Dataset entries

[start]

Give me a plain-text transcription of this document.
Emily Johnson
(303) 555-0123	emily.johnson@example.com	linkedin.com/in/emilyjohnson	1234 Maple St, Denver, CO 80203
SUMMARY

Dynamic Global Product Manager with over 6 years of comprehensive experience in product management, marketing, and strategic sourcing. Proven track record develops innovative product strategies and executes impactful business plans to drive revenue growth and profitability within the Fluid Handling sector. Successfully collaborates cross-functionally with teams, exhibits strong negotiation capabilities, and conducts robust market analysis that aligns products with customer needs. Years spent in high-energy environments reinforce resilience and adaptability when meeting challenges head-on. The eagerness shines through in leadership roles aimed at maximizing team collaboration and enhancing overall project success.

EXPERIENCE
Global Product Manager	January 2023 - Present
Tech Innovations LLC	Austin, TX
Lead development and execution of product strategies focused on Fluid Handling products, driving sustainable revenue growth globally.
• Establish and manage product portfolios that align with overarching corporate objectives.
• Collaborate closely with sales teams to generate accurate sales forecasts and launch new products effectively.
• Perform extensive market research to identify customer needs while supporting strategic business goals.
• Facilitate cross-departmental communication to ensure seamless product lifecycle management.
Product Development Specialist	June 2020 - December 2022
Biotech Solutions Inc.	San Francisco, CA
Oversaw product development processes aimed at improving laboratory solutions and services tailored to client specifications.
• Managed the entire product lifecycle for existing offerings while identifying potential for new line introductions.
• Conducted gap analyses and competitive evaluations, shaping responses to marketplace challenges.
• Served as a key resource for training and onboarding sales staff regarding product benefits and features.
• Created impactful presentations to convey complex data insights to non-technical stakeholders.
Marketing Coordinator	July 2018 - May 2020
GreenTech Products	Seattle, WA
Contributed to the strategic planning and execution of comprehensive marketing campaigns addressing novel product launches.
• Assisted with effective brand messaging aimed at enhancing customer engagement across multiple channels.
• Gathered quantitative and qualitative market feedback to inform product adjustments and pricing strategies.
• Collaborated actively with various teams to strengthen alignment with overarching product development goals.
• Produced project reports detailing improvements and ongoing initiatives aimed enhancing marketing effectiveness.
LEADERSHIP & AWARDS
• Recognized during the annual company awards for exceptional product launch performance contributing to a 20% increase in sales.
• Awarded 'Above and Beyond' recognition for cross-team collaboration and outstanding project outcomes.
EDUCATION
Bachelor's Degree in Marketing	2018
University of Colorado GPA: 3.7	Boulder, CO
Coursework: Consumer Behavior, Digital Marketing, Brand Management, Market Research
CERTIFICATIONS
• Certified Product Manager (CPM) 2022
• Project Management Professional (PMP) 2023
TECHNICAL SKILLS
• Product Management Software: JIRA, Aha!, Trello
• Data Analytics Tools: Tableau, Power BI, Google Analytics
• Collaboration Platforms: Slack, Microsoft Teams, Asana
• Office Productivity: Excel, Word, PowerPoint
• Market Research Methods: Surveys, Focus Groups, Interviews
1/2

[end]

> Exercise requirements: Where a line contains "growth", copy that line.

> Result of the exercise:
Dynamic Global Product Manager with over 6 years of comprehensive experience in product management, marketing, and strategic sourcing. Proven track record develops innovative product strategies and executes impactful business plans to drive revenue growth and profitability within the Fluid Handling sector. Successfully collaborates cross-functionally with teams, exhibits strong negotiation capabilities, and conducts robust market analysis that aligns products with customer needs. Years spent in high-energy environments reinforce resilience and adaptability when meeting challenges head-on. The eagerness shines through in leadership roles aimed at maximizing team collaboration and enhancing overall project success.
Lead development and execution of product strategies focused on Fluid Handling products, driving sustainable revenue growth globally.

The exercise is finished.